§ **Record list**:
--- START ---

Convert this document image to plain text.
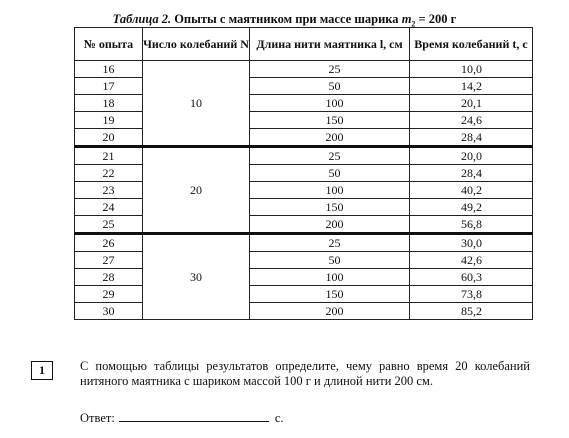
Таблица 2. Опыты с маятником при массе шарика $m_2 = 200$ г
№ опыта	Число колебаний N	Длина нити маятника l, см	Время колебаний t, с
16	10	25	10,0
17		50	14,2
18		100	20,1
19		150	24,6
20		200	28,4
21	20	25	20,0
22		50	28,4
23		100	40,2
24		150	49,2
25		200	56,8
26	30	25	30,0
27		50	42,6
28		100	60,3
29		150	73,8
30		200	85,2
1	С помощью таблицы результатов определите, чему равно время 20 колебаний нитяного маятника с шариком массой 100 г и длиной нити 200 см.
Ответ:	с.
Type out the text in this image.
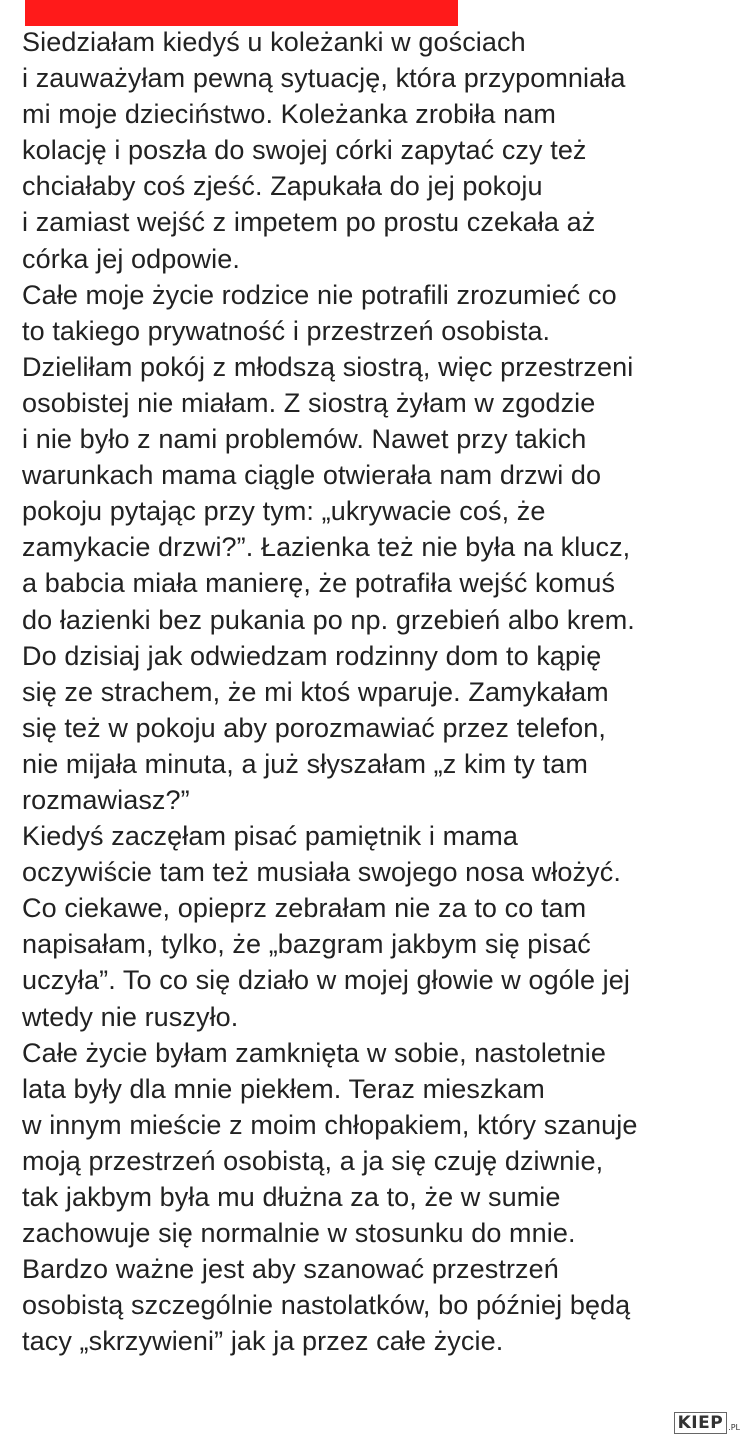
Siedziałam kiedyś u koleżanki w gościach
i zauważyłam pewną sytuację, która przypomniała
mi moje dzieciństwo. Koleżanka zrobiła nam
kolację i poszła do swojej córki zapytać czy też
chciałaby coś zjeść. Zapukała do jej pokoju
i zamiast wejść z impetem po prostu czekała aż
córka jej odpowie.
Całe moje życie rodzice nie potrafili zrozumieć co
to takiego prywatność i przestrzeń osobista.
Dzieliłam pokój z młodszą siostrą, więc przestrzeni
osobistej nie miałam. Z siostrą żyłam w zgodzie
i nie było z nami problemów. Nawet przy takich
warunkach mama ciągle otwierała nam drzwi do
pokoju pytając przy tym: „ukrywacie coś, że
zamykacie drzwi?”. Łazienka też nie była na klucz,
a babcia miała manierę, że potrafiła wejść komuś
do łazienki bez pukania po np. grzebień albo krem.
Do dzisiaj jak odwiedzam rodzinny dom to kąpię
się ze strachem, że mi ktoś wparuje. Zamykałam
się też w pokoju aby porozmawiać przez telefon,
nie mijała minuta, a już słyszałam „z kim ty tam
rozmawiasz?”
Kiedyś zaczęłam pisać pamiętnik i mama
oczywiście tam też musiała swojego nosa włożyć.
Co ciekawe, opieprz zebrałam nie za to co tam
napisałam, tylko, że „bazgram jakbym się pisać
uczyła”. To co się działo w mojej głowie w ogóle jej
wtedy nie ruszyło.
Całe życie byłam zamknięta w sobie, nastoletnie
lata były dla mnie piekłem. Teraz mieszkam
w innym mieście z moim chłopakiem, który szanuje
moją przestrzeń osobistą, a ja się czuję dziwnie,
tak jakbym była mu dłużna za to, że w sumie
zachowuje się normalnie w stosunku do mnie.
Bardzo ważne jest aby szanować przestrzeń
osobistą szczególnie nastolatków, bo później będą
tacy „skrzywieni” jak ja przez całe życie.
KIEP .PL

--- END ---
--- START ---

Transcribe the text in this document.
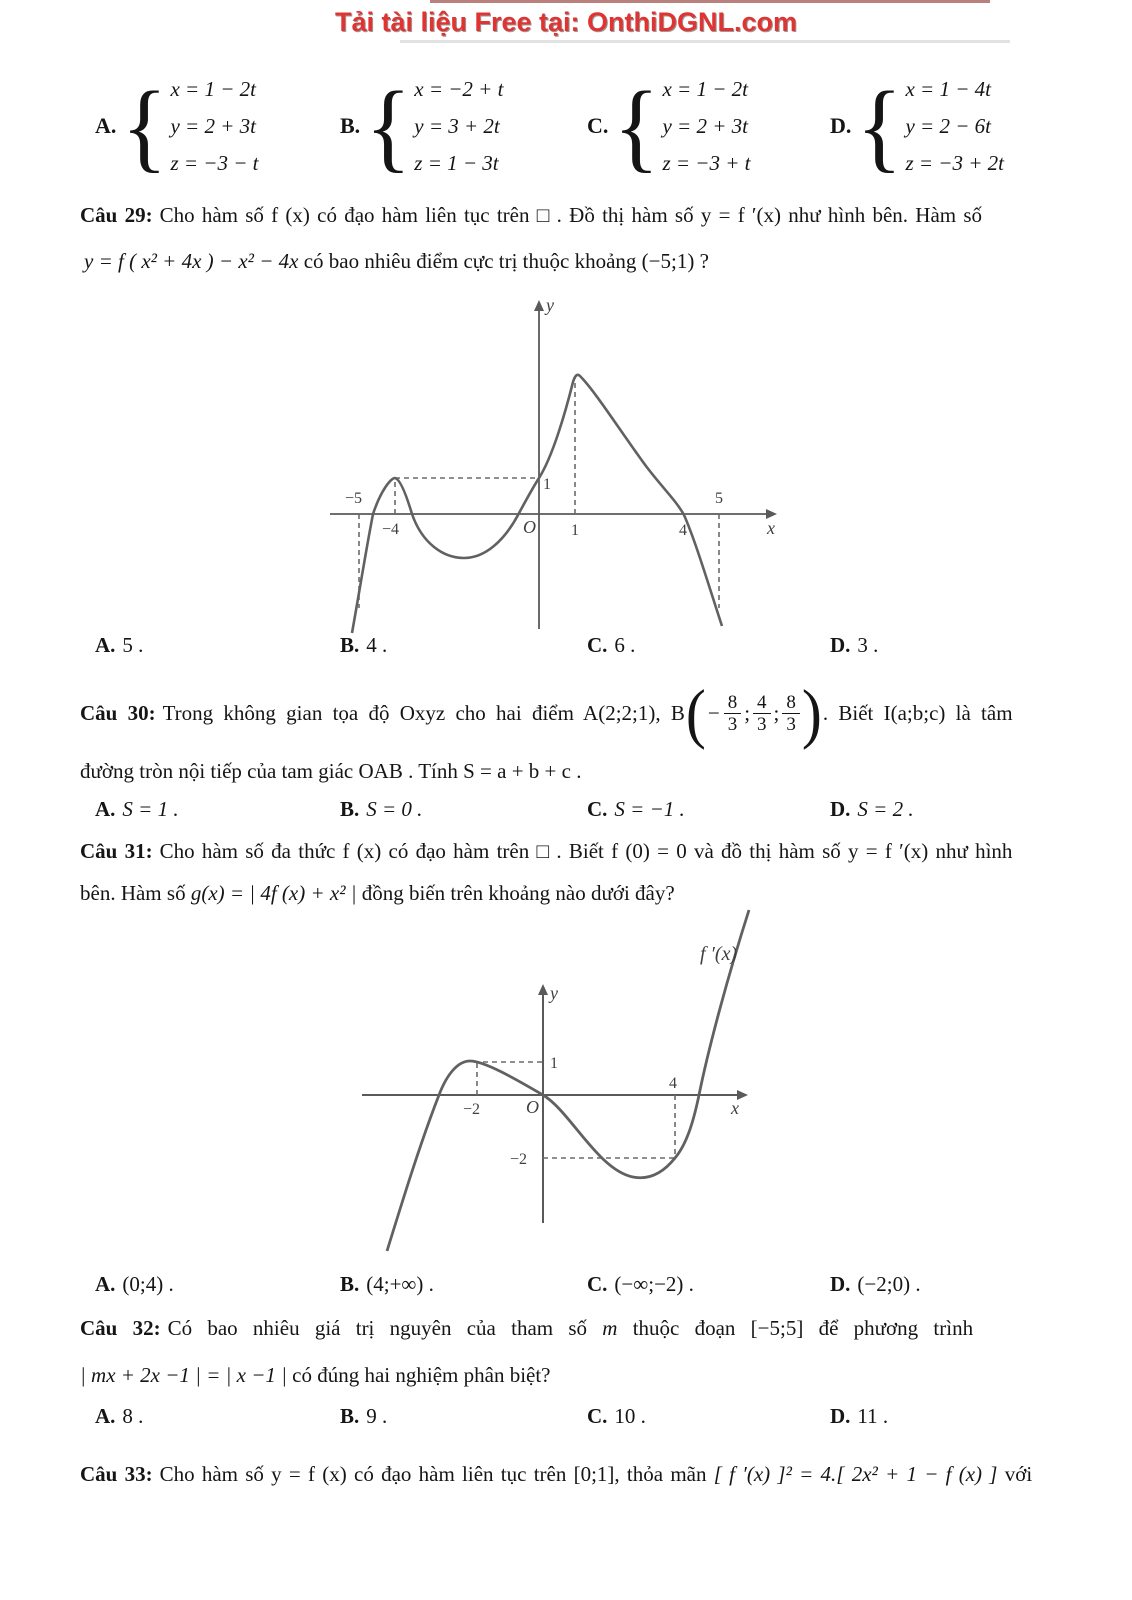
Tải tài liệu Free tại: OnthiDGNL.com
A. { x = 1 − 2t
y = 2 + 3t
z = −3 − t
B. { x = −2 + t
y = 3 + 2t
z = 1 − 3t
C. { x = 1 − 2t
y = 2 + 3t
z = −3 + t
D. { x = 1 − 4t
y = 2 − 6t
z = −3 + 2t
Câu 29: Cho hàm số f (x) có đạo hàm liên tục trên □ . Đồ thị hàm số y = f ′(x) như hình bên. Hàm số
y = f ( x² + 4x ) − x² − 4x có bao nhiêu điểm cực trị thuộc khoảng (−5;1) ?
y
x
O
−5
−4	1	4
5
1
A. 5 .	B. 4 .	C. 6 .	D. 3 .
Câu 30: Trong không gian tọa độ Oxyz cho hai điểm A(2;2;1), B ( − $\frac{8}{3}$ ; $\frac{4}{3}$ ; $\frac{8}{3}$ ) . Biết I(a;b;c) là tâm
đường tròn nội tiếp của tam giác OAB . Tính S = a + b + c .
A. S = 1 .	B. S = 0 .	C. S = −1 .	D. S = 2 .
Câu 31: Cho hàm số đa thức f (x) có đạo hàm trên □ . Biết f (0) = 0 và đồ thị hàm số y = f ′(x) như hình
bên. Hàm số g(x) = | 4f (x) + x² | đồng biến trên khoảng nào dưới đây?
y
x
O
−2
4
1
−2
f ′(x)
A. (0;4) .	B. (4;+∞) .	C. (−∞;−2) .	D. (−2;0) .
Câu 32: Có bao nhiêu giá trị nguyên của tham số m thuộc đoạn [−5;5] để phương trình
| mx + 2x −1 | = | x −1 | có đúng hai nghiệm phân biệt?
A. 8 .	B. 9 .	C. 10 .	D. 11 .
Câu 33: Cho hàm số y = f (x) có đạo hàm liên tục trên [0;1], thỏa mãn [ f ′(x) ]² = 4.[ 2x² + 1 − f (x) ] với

--- END ---

§ **Required task**:
Report the number of lines in the listing that include the string "pisać"; give nothing but the number.

§ **Full answer**:
2